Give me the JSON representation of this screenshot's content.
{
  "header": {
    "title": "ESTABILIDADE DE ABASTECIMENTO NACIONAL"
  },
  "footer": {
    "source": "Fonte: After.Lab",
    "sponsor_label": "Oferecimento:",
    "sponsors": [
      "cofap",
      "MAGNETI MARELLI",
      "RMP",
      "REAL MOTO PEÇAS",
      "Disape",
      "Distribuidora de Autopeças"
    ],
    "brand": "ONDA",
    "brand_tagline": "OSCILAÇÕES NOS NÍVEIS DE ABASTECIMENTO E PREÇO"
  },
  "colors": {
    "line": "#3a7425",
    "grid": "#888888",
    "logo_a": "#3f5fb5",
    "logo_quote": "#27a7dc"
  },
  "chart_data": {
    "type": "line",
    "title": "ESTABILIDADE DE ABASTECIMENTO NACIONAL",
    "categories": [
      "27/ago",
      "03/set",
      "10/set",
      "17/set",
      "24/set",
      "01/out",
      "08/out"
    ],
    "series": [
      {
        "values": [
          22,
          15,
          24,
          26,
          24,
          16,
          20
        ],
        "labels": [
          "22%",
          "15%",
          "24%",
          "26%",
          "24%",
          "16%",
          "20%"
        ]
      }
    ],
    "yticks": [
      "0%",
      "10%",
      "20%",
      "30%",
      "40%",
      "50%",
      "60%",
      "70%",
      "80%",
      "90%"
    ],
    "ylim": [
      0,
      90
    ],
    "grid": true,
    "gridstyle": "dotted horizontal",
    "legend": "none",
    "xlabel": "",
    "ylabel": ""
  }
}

○ ○ ○ ○ ○ ○ ○

* **EXERCISE TASK**: Extract the full listing above without altering anything.

* **TASK ANSWER**:
Give me the JSON representation of this screenshot's content.
{
  "header": {
    "title": "ESTABILIDADE DE ABASTECIMENTO NACIONAL"
  },
  "footer": {
    "source": "Fonte: After.Lab",
    "sponsor_label": "Oferecimento:",
    "sponsors": [
      "cofap",
      "MAGNETI MARELLI",
      "RMP",
      "REAL MOTO PEÇAS",
      "Disape",
      "Distribuidora de Autopeças"
    ],
    "brand": "ONDA",
    "brand_tagline": "OSCILAÇÕES NOS NÍVEIS DE ABASTECIMENTO E PREÇO"
  },
  "colors": {
    "line": "#3a7425",
    "grid": "#888888",
    "logo_a": "#3f5fb5",
    "logo_quote": "#27a7dc"
  },
  "chart_data": {
    "type": "line",
    "title": "ESTABILIDADE DE ABASTECIMENTO NACIONAL",
    "categories": [
      "27/ago",
      "03/set",
      "10/set",
      "17/set",
      "24/set",
      "01/out",
      "08/out"
    ],
    "series": [
      {
        "values": [
          22,
          15,
          24,
          26,
          24,
          16,
          20
        ],
        "labels": [
          "22%",
          "15%",
          "24%",
          "26%",
          "24%",
          "16%",
          "20%"
        ]
      }
    ],
    "yticks": [
      "0%",
      "10%",
      "20%",
      "30%",
      "40%",
      "50%",
      "60%",
      "70%",
      "80%",
      "90%"
    ],
    "ylim": [
      0,
      90
    ],
    "grid": true,
    "gridstyle": "dotted horizontal",
    "legend": "none",
    "xlabel": "",
    "ylabel": ""
  }
}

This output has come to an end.